##### LISTED ENTRIES #####
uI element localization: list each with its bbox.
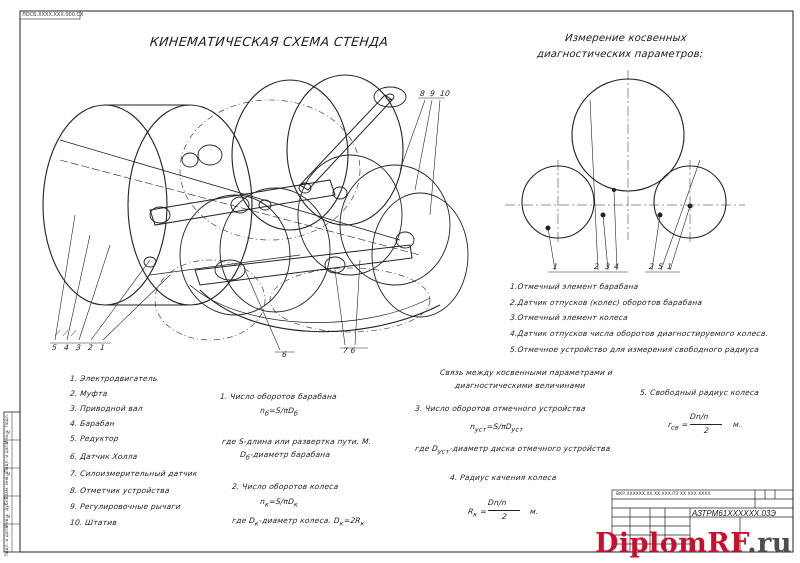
side-stamp-4: Инв.№ дубл. bbox=[5, 498, 10, 528]
measurement-item-4: 4.Датчик отпусков числа оборотов диагнос… bbox=[509, 329, 769, 338]
f5-denominator: 2 bbox=[703, 426, 710, 435]
f2-note: где Dк-диаметр колеса. Dк=2Rк bbox=[231, 516, 365, 528]
label-9: 9 bbox=[429, 89, 436, 98]
f4-denominator: 2 bbox=[501, 512, 508, 521]
rlabel-2b: 2 bbox=[648, 262, 655, 271]
f2-formula: nк=S/πDк bbox=[259, 497, 299, 509]
measurement-scheme bbox=[505, 70, 745, 273]
component-item-6: 6. Датчик Холла bbox=[69, 452, 138, 461]
f1-note-b: Dб-диаметр барабана bbox=[239, 450, 331, 462]
right-title-line1: Измерение косвенных bbox=[564, 33, 688, 44]
component-item-7: 7. Силоизмерительный датчик bbox=[69, 469, 198, 478]
measurement-item-5: 5.Отмечное устройство для измерения своб… bbox=[509, 345, 760, 354]
sheet-frame bbox=[19, 10, 794, 553]
label-2: 2 bbox=[87, 343, 94, 352]
rlabel-1a: 1 bbox=[552, 262, 559, 271]
right-title-line2: диагностических параметров: bbox=[536, 49, 704, 60]
side-stamp-1: Инв.№ подл. bbox=[5, 414, 10, 444]
f5-lhs: rсв = bbox=[667, 420, 689, 432]
f4-fraction-bar bbox=[488, 510, 520, 511]
component-item-10: 10. Штатив bbox=[69, 518, 118, 527]
component-item-3: 3. Приводной вал bbox=[69, 404, 144, 413]
f1-note-a: где S-длина или развертка пути, М. bbox=[221, 437, 372, 446]
corner-code-box bbox=[19, 10, 81, 20]
label-4: 4 bbox=[63, 343, 70, 352]
titleblock-header: ВКР.ХХХХХХ.ХХ.ХХ.ХХХ.ПЗ ХХ ХХХ ХХХХ bbox=[616, 492, 711, 497]
component-item-5: 5. Редуктор bbox=[69, 434, 120, 443]
f1-title: 1. Число оборотов барабана bbox=[219, 392, 338, 401]
f5-numerator: Dn/n bbox=[689, 412, 710, 421]
main-title: КИНЕМАТИЧЕСКАЯ СХЕМА СТЕНДА bbox=[149, 34, 390, 49]
side-stamp-2: Подп. и дата bbox=[5, 442, 10, 473]
f3-title: 3. Число оборотов отмечного устройства bbox=[414, 404, 587, 413]
rlabel-3: 3 bbox=[604, 262, 611, 271]
component-item-9: 9. Регулировочные рычаги bbox=[69, 502, 182, 511]
corner-code: ЛОСБ.ХХХХ.ХХХ.000.СХ bbox=[22, 12, 84, 18]
component-item-4: 4. Барабан bbox=[69, 419, 116, 428]
rlabel-4: 4 bbox=[613, 262, 620, 271]
relation-line1: Связь между косвенными параметрами и bbox=[439, 368, 614, 377]
f5-title: 5. Свободный радиус колеса bbox=[639, 388, 760, 397]
f5-unit: м. bbox=[732, 420, 742, 429]
rlabel-5: 5 bbox=[657, 262, 664, 271]
label-6: 6 bbox=[281, 350, 288, 359]
title-block bbox=[611, 489, 794, 553]
relation-line2: диагностическими величинами bbox=[454, 381, 586, 390]
f5-fraction-bar bbox=[690, 424, 722, 425]
measurement-item-2: 2.Датчик отпусков (колес) оборотов бараб… bbox=[509, 298, 703, 307]
label-5: 5 bbox=[51, 343, 58, 352]
label-1: 1 bbox=[99, 343, 106, 352]
component-item-8: 8. Отметчик устройства bbox=[69, 486, 171, 495]
f4-numerator: Dn/n bbox=[487, 498, 508, 507]
f4-lhs: Rк = bbox=[467, 507, 488, 519]
label-10: 10 bbox=[439, 89, 451, 98]
rlabel-1b: 1 bbox=[666, 262, 673, 271]
component-item-2: 2. Муфта bbox=[69, 389, 108, 398]
measurement-item-3: 3.Отмечный элемент колеса bbox=[509, 313, 629, 322]
label-3: 3 bbox=[75, 343, 82, 352]
side-stamp-5: Подп. и дата bbox=[5, 526, 10, 557]
f4-unit: м. bbox=[529, 507, 539, 516]
measurement-item-1: 1.Отмечный элемент барабана bbox=[509, 282, 639, 291]
side-stamp-3: Взам. инв.№ bbox=[5, 470, 10, 500]
watermark-logo: DiplomRF.ru bbox=[594, 528, 792, 559]
f2-title: 2. Число оборотов колеса bbox=[231, 482, 339, 491]
rlabel-2a: 2 bbox=[593, 262, 600, 271]
component-item-1: 1. Электродвигатель bbox=[69, 374, 158, 383]
f3-formula: nуст=S/πDуст bbox=[469, 422, 524, 434]
titleblock-doc-code: АЗТРМ61ХХХХХХ.03Э bbox=[692, 509, 776, 518]
f1-formula: nб=S/πDб bbox=[259, 406, 299, 418]
label-7-6: 7 6 bbox=[342, 346, 357, 355]
label-8: 8 bbox=[419, 89, 426, 98]
f4-title: 4. Радиус качения колеса bbox=[449, 473, 558, 482]
f3-note: где Dуст-диаметр диска отмечного устройс… bbox=[414, 444, 611, 456]
kinematic-scheme bbox=[42, 74, 469, 353]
#####
**GOAL:** Please reproduce every line of the records above verbatim, leaving out the pictures.

**THE OUTPUT:**
uI element localization: list each with its bbox.
side-stamp-4: Инв.№ дубл. bbox=[5, 498, 10, 528]
measurement-item-4: 4.Датчик отпусков числа оборотов диагнос… bbox=[509, 329, 769, 338]
f5-denominator: 2 bbox=[703, 426, 710, 435]
f2-note: где Dк-диаметр колеса. Dк=2Rк bbox=[231, 516, 365, 528]
label-9: 9 bbox=[429, 89, 436, 98]
f4-denominator: 2 bbox=[501, 512, 508, 521]
rlabel-2b: 2 bbox=[648, 262, 655, 271]
f2-formula: nк=S/πDк bbox=[259, 497, 299, 509]
measurement-scheme bbox=[505, 70, 745, 273]
component-item-6: 6. Датчик Холла bbox=[69, 452, 138, 461]
f1-note-b: Dб-диаметр барабана bbox=[239, 450, 331, 462]
right-title-line1: Измерение косвенных bbox=[564, 33, 688, 44]
component-item-7: 7. Силоизмерительный датчик bbox=[69, 469, 198, 478]
measurement-item-5: 5.Отмечное устройство для измерения своб… bbox=[509, 345, 760, 354]
sheet-frame bbox=[19, 10, 794, 553]
label-2: 2 bbox=[87, 343, 94, 352]
rlabel-1a: 1 bbox=[552, 262, 559, 271]
right-title-line2: диагностических параметров: bbox=[536, 49, 704, 60]
side-stamp-1: Инв.№ подл. bbox=[5, 414, 10, 444]
f5-lhs: rсв = bbox=[667, 420, 689, 432]
f4-fraction-bar bbox=[488, 510, 520, 511]
component-item-10: 10. Штатив bbox=[69, 518, 118, 527]
component-item-3: 3. Приводной вал bbox=[69, 404, 144, 413]
f1-note-a: где S-длина или развертка пути, М. bbox=[221, 437, 372, 446]
corner-code-box bbox=[19, 10, 81, 20]
label-4: 4 bbox=[63, 343, 70, 352]
titleblock-header: ВКР.ХХХХХХ.ХХ.ХХ.ХХХ.ПЗ ХХ ХХХ ХХХХ bbox=[616, 492, 711, 497]
component-item-5: 5. Редуктор bbox=[69, 434, 120, 443]
f1-title: 1. Число оборотов барабана bbox=[219, 392, 338, 401]
f5-numerator: Dn/n bbox=[689, 412, 710, 421]
main-title: КИНЕМАТИЧЕСКАЯ СХЕМА СТЕНДА bbox=[149, 34, 390, 49]
side-stamp-2: Подп. и дата bbox=[5, 442, 10, 473]
f3-title: 3. Число оборотов отмечного устройства bbox=[414, 404, 587, 413]
rlabel-3: 3 bbox=[604, 262, 611, 271]
component-item-9: 9. Регулировочные рычаги bbox=[69, 502, 182, 511]
corner-code: ЛОСБ.ХХХХ.ХХХ.000.СХ bbox=[22, 12, 84, 18]
component-item-4: 4. Барабан bbox=[69, 419, 116, 428]
rlabel-4: 4 bbox=[613, 262, 620, 271]
relation-line1: Связь между косвенными параметрами и bbox=[439, 368, 614, 377]
f5-title: 5. Свободный радиус колеса bbox=[639, 388, 760, 397]
f5-unit: м. bbox=[732, 420, 742, 429]
rlabel-5: 5 bbox=[657, 262, 664, 271]
label-6: 6 bbox=[281, 350, 288, 359]
title-block bbox=[611, 489, 794, 553]
relation-line2: диагностическими величинами bbox=[454, 381, 586, 390]
f5-fraction-bar bbox=[690, 424, 722, 425]
measurement-item-2: 2.Датчик отпусков (колес) оборотов бараб… bbox=[509, 298, 703, 307]
label-5: 5 bbox=[51, 343, 58, 352]
label-1: 1 bbox=[99, 343, 106, 352]
component-item-8: 8. Отметчик устройства bbox=[69, 486, 171, 495]
f4-numerator: Dn/n bbox=[487, 498, 508, 507]
f4-lhs: Rк = bbox=[467, 507, 488, 519]
label-10: 10 bbox=[439, 89, 451, 98]
rlabel-1b: 1 bbox=[666, 262, 673, 271]
component-item-2: 2. Муфта bbox=[69, 389, 108, 398]
measurement-item-3: 3.Отмечный элемент колеса bbox=[509, 313, 629, 322]
label-3: 3 bbox=[75, 343, 82, 352]
side-stamp-5: Подп. и дата bbox=[5, 526, 10, 557]
f4-unit: м. bbox=[529, 507, 539, 516]
measurement-item-1: 1.Отмечный элемент барабана bbox=[509, 282, 639, 291]
side-stamp-3: Взам. инв.№ bbox=[5, 470, 10, 500]
watermark-logo: DiplomRF.ru bbox=[594, 528, 792, 559]
f2-title: 2. Число оборотов колеса bbox=[231, 482, 339, 491]
rlabel-2a: 2 bbox=[593, 262, 600, 271]
component-item-1: 1. Электродвигатель bbox=[69, 374, 158, 383]
f3-formula: nуст=S/πDуст bbox=[469, 422, 524, 434]
titleblock-doc-code: АЗТРМ61ХХХХХХ.03Э bbox=[692, 509, 776, 518]
f1-formula: nб=S/πDб bbox=[259, 406, 299, 418]
label-7-6: 7 6 bbox=[342, 346, 357, 355]
label-8: 8 bbox=[419, 89, 426, 98]
f4-title: 4. Радиус качения колеса bbox=[449, 473, 558, 482]
f3-note: где Dуст-диаметр диска отмечного устройс… bbox=[414, 444, 611, 456]
kinematic-scheme bbox=[42, 74, 469, 353]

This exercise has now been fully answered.